-- begin Recorded data --
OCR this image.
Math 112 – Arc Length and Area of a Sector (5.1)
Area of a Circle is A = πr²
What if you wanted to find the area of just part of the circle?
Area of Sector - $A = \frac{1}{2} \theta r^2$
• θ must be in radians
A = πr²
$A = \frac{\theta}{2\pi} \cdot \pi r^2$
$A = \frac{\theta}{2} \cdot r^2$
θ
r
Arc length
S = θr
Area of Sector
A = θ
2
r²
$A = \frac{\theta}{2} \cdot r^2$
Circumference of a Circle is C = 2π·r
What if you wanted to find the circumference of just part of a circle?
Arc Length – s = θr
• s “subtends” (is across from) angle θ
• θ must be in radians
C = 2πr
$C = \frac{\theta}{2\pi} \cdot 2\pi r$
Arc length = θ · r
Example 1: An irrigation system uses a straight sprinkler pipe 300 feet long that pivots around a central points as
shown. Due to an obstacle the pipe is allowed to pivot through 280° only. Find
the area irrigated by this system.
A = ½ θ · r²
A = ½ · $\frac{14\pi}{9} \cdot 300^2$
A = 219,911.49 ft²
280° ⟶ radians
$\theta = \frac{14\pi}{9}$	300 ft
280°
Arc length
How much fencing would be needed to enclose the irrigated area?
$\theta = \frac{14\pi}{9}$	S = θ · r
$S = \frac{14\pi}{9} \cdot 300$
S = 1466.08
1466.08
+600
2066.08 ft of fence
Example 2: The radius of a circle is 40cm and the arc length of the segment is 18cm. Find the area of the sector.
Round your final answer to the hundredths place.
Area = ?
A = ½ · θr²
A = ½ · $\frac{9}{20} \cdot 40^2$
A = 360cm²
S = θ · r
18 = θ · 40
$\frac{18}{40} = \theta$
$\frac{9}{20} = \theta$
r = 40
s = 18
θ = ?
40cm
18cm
-- end Recorded data --
> **Directions**:
Copy all the records above precisely.

> **Output for this task**:
OCR this image.
Math 112 – Arc Length and Area of a Sector (5.1)
Area of a Circle is A = πr²
What if you wanted to find the area of just part of the circle?
Area of Sector - $A = \frac{1}{2} \theta r^2$
• θ must be in radians
A = πr²
$A = \frac{\theta}{2\pi} \cdot \pi r^2$
$A = \frac{\theta}{2} \cdot r^2$
θ
r
Arc length
S = θr
Area of Sector
A = θ
2
r²
$A = \frac{\theta}{2} \cdot r^2$
Circumference of a Circle is C = 2π·r
What if you wanted to find the circumference of just part of a circle?
Arc Length – s = θr
• s “subtends” (is across from) angle θ
• θ must be in radians
C = 2πr
$C = \frac{\theta}{2\pi} \cdot 2\pi r$
Arc length = θ · r
Example 1: An irrigation system uses a straight sprinkler pipe 300 feet long that pivots around a central points as
shown. Due to an obstacle the pipe is allowed to pivot through 280° only. Find
the area irrigated by this system.
A = ½ θ · r²
A = ½ · $\frac{14\pi}{9} \cdot 300^2$
A = 219,911.49 ft²
280° ⟶ radians
$\theta = \frac{14\pi}{9}$	300 ft
280°
Arc length
How much fencing would be needed to enclose the irrigated area?
$\theta = \frac{14\pi}{9}$	S = θ · r
$S = \frac{14\pi}{9} \cdot 300$
S = 1466.08
1466.08
+600
2066.08 ft of fence
Example 2: The radius of a circle is 40cm and the arc length of the segment is 18cm. Find the area of the sector.
Round your final answer to the hundredths place.
Area = ?
A = ½ · θr²
A = ½ · $\frac{9}{20} \cdot 40^2$
A = 360cm²
S = θ · r
18 = θ · 40
$\frac{18}{40} = \theta$
$\frac{9}{20} = \theta$
r = 40
s = 18
θ = ?
40cm
18cm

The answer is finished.